**Stated problem**: Write the number of lines holding the word "this", and nothing else.

**Data rows**:
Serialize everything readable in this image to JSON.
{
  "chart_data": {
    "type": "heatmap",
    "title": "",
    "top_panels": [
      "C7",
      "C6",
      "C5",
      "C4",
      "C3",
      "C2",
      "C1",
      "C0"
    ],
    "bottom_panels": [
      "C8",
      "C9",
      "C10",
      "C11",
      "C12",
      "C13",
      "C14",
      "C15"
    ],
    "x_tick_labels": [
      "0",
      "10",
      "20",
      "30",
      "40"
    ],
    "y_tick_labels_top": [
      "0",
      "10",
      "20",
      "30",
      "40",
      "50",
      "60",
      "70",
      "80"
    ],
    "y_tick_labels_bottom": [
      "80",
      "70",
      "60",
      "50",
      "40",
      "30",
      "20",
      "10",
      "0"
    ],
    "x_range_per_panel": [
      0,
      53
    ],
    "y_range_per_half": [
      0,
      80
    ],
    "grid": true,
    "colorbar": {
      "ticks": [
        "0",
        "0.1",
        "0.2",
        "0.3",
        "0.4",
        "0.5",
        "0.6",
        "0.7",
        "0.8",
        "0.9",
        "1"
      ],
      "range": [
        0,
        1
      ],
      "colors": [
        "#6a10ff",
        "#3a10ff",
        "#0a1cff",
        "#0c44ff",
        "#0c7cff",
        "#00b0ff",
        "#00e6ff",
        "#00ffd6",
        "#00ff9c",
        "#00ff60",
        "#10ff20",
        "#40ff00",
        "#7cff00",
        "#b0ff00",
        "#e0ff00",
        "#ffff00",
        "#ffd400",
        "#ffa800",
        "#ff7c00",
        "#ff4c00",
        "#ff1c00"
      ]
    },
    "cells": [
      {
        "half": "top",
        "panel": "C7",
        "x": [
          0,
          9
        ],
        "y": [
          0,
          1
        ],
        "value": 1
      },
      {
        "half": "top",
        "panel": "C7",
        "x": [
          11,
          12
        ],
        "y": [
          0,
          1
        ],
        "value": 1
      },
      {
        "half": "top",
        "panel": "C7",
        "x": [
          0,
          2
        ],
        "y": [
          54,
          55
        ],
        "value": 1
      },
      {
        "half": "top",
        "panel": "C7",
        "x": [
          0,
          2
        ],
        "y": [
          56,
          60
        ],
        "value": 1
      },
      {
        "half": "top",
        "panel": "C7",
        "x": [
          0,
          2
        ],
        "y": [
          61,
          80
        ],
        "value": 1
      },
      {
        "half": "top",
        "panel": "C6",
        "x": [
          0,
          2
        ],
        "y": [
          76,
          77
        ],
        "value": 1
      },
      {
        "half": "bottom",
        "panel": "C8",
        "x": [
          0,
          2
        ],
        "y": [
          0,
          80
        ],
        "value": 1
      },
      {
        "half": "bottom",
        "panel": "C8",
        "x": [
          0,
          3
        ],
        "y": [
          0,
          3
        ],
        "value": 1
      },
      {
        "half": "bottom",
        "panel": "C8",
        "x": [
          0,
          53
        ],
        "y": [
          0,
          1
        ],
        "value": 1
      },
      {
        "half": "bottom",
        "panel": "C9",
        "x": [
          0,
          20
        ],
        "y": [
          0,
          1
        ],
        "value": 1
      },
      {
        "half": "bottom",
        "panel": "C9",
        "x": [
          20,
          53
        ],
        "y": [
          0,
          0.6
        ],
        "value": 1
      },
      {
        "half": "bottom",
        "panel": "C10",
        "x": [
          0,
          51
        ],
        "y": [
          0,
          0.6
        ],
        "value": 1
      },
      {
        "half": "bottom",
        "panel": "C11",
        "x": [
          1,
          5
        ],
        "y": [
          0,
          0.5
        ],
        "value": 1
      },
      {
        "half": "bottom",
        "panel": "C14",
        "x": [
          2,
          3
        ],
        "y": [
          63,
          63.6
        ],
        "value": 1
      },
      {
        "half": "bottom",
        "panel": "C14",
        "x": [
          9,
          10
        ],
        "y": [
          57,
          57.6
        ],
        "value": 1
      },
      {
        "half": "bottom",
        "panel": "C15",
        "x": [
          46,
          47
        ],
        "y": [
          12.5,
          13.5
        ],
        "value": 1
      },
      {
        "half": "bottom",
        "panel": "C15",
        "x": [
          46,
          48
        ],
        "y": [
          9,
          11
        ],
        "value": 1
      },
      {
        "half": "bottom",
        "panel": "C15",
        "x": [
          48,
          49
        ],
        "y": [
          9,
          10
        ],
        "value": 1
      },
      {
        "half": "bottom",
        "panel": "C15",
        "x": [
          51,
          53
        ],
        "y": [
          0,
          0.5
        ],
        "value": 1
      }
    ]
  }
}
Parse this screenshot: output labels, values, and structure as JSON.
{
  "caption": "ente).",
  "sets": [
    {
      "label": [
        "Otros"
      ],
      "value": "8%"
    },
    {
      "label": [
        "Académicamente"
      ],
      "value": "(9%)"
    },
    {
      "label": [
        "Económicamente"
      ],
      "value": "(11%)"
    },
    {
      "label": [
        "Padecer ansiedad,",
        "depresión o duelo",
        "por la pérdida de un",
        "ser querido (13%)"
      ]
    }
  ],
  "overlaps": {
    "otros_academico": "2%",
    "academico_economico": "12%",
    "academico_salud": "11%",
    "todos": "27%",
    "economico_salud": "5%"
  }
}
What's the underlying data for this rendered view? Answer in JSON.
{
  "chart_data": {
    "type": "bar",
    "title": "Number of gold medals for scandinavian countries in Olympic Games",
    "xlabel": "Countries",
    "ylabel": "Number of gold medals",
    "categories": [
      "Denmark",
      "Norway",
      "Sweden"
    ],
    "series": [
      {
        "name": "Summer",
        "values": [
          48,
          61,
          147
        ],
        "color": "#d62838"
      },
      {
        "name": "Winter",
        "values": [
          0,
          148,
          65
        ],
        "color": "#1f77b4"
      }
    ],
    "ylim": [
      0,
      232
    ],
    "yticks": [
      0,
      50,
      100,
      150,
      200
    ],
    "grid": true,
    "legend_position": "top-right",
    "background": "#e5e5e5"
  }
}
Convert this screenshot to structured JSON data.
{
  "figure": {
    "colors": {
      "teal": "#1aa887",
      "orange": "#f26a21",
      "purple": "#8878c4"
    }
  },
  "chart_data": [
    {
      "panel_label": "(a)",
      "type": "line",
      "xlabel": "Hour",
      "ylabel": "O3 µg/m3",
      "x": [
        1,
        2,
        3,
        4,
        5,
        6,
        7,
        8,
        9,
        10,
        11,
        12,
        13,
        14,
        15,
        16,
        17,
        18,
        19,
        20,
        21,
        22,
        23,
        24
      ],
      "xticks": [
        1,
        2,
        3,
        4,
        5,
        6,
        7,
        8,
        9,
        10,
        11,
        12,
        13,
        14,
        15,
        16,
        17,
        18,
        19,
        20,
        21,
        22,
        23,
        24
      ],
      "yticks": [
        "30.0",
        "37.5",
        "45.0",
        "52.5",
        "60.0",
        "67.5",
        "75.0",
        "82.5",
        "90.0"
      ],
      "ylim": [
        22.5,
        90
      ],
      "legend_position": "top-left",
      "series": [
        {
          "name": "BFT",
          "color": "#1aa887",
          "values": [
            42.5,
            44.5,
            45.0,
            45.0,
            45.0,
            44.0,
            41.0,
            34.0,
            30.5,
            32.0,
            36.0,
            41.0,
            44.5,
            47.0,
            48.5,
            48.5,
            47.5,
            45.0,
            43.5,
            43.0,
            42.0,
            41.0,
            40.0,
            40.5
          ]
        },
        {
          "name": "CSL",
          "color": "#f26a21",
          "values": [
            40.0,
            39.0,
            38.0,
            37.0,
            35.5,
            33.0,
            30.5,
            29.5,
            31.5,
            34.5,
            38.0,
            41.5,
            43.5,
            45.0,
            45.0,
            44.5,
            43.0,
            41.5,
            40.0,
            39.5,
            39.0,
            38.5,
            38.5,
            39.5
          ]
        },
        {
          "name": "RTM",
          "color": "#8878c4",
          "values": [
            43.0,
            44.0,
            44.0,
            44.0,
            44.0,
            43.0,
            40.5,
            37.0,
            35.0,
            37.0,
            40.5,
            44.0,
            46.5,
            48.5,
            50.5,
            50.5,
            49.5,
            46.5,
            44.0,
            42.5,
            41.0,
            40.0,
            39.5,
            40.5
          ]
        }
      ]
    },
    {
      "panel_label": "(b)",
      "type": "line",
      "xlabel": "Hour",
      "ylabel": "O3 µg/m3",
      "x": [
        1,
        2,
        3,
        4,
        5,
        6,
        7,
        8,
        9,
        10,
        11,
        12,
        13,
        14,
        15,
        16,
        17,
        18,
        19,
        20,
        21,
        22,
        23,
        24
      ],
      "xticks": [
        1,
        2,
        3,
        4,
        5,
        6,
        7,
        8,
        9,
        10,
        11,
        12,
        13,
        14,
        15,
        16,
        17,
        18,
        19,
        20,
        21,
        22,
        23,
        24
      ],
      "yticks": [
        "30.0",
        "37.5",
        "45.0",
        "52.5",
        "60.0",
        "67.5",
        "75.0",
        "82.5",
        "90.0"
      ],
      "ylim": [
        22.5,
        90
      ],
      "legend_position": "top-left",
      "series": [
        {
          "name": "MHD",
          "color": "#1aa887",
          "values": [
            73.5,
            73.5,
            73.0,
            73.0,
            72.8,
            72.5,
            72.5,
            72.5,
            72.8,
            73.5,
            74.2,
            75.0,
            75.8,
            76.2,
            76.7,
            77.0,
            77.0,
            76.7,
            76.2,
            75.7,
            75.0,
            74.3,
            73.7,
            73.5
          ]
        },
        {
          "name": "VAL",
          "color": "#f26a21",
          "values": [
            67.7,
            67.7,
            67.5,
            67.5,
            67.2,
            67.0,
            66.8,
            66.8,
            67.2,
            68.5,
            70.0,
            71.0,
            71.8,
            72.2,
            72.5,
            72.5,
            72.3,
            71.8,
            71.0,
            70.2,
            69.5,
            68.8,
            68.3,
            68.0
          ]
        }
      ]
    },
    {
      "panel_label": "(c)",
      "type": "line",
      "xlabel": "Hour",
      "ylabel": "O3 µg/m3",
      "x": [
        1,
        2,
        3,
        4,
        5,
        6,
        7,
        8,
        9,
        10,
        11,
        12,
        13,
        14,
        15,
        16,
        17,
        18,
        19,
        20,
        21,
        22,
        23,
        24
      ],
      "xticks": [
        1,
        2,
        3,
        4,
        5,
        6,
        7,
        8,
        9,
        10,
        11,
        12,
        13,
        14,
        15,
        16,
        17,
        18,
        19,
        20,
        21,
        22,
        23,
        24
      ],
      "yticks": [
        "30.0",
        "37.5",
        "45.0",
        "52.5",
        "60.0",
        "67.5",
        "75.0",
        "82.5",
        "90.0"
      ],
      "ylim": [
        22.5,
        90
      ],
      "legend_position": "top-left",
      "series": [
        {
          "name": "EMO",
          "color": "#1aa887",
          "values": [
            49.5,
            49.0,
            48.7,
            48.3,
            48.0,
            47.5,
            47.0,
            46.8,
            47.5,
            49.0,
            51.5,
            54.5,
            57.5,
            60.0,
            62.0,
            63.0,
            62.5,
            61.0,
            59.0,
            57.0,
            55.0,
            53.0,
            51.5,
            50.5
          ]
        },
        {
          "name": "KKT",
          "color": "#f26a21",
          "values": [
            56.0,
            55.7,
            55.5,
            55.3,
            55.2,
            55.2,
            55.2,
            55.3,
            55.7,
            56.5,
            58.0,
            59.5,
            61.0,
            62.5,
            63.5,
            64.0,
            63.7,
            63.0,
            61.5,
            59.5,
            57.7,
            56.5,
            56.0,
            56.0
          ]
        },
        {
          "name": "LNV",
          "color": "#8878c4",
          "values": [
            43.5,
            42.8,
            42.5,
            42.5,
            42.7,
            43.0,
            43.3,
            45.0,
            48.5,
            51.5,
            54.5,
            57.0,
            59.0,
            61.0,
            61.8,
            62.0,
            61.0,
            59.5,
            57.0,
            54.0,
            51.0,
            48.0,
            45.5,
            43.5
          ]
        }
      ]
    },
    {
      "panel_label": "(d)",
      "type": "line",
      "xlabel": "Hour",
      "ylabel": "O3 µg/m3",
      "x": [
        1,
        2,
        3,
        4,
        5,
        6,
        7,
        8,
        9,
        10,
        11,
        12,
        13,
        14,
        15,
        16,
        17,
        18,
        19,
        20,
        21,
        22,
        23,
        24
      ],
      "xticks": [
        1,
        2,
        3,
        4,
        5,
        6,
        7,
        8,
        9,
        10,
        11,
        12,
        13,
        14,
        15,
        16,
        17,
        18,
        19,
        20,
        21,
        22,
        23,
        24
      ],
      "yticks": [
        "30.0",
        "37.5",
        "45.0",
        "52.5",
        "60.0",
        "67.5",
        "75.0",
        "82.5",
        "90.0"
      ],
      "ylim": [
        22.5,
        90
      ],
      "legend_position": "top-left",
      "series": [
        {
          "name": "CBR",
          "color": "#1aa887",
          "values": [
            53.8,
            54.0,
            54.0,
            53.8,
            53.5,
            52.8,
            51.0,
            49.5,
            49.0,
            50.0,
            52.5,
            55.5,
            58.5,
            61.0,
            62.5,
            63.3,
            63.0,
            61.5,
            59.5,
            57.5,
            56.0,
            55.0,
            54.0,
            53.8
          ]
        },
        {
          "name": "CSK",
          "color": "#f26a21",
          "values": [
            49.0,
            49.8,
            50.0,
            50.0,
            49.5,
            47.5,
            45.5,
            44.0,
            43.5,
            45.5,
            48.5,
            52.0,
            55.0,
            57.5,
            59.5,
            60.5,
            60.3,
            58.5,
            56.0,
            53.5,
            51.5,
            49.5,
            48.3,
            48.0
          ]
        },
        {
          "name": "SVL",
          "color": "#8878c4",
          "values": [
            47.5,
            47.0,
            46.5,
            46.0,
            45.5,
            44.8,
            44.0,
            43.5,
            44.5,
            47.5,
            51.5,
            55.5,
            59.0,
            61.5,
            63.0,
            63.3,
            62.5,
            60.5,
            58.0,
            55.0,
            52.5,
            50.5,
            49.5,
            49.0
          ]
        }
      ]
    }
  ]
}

**Exercise answer**: 4